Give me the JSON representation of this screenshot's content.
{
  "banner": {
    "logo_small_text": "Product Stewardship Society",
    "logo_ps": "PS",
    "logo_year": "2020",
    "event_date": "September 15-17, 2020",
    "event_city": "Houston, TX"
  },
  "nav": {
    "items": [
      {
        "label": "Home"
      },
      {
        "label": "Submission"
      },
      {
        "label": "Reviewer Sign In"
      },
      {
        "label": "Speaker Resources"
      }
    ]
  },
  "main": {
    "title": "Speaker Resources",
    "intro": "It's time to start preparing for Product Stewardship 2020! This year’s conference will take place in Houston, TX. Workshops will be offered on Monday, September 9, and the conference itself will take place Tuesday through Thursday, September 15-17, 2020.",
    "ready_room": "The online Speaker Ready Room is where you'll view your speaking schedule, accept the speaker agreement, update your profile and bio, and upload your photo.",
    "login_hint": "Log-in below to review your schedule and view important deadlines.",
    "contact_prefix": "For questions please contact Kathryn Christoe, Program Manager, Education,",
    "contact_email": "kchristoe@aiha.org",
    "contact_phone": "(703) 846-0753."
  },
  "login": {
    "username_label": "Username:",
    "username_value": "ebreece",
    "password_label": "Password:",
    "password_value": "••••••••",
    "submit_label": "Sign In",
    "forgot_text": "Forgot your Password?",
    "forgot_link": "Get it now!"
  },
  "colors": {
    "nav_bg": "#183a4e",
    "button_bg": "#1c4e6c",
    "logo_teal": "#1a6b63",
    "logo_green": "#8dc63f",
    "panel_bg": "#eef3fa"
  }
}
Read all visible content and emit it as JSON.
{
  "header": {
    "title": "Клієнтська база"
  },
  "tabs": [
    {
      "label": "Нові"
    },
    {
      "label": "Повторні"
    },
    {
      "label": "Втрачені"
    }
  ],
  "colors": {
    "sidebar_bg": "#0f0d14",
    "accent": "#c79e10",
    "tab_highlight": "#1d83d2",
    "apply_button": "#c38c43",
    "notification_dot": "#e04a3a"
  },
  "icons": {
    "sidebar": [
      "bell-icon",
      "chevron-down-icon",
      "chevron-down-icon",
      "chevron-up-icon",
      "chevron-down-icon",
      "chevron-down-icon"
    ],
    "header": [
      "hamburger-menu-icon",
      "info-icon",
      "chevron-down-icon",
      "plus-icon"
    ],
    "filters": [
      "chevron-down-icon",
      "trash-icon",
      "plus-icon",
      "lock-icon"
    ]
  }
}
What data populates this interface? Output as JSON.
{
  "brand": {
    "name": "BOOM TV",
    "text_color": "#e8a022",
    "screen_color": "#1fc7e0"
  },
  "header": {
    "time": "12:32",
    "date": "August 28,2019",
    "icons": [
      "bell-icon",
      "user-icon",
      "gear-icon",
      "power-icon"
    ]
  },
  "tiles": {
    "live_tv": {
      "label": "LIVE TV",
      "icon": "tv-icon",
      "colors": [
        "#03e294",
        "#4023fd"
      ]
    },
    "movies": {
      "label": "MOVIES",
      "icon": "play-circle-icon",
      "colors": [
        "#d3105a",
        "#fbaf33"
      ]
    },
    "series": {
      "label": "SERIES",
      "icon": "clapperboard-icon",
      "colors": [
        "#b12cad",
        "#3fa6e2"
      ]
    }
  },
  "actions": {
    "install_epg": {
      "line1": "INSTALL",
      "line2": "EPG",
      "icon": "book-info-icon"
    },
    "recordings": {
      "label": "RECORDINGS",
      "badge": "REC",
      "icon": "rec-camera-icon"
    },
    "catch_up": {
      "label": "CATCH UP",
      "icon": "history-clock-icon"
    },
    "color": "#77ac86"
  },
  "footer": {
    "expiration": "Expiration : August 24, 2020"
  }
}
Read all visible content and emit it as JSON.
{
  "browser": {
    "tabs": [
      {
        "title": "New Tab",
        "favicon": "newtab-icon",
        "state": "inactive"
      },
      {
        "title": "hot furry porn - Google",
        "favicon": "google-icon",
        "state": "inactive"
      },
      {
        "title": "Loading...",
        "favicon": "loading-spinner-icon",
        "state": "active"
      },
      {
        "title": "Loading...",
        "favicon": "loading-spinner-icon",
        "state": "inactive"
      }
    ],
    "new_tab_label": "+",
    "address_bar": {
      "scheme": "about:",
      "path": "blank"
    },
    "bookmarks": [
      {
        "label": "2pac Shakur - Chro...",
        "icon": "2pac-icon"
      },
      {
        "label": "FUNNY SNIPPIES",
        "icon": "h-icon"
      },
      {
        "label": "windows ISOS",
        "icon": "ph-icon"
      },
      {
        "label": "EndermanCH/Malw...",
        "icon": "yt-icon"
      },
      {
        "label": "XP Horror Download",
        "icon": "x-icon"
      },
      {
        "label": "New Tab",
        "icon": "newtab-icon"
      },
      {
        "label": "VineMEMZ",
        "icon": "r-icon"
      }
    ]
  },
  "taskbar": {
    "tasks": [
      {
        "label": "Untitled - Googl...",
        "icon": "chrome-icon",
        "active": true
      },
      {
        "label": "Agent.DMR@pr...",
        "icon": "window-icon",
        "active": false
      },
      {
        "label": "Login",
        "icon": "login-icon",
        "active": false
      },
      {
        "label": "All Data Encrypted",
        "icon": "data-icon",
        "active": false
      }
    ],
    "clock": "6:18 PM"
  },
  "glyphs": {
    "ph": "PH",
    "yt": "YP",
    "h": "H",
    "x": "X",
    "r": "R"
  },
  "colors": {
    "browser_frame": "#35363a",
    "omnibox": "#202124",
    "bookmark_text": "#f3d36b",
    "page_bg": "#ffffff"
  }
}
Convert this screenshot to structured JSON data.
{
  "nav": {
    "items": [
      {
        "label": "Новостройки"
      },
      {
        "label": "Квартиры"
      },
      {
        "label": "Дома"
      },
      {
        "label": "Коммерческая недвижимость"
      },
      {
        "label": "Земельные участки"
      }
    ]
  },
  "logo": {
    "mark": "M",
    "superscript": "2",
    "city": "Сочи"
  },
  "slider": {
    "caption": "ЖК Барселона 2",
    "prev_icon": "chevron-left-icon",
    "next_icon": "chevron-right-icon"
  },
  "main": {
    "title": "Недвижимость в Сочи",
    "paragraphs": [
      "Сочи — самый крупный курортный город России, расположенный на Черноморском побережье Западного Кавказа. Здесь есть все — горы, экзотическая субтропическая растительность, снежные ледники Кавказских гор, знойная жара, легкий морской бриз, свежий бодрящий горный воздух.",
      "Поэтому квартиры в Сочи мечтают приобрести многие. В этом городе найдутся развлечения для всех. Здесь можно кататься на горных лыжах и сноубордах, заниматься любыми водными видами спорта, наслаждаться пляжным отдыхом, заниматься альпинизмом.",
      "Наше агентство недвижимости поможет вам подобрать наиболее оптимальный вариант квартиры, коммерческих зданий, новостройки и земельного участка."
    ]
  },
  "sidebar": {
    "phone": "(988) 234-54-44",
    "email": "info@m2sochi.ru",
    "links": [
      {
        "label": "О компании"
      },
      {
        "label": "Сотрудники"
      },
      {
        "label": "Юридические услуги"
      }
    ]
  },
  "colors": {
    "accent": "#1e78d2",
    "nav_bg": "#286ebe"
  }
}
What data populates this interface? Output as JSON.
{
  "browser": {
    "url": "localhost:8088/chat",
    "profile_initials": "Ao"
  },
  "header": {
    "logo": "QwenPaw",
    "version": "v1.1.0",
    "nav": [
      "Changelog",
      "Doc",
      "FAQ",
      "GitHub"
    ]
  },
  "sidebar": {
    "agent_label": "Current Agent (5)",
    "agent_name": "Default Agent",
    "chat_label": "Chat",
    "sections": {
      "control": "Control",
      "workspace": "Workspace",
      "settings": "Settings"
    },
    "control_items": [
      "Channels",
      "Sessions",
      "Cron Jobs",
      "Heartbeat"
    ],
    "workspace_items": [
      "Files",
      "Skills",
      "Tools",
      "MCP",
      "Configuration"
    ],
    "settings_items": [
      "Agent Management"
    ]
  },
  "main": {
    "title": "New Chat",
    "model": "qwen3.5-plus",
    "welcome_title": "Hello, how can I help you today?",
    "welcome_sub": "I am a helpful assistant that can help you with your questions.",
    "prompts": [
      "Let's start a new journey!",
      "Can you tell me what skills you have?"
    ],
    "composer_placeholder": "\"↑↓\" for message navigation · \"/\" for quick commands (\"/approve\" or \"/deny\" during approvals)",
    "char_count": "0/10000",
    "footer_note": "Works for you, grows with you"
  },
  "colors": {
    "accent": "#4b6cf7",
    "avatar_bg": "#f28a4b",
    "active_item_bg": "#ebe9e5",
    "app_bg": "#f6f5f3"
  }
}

* * * *

## [BRIEF]
Go through the entries above and count the lines containing the word "questions"; give only that count.

## [EXERCISE OUTPUT]
2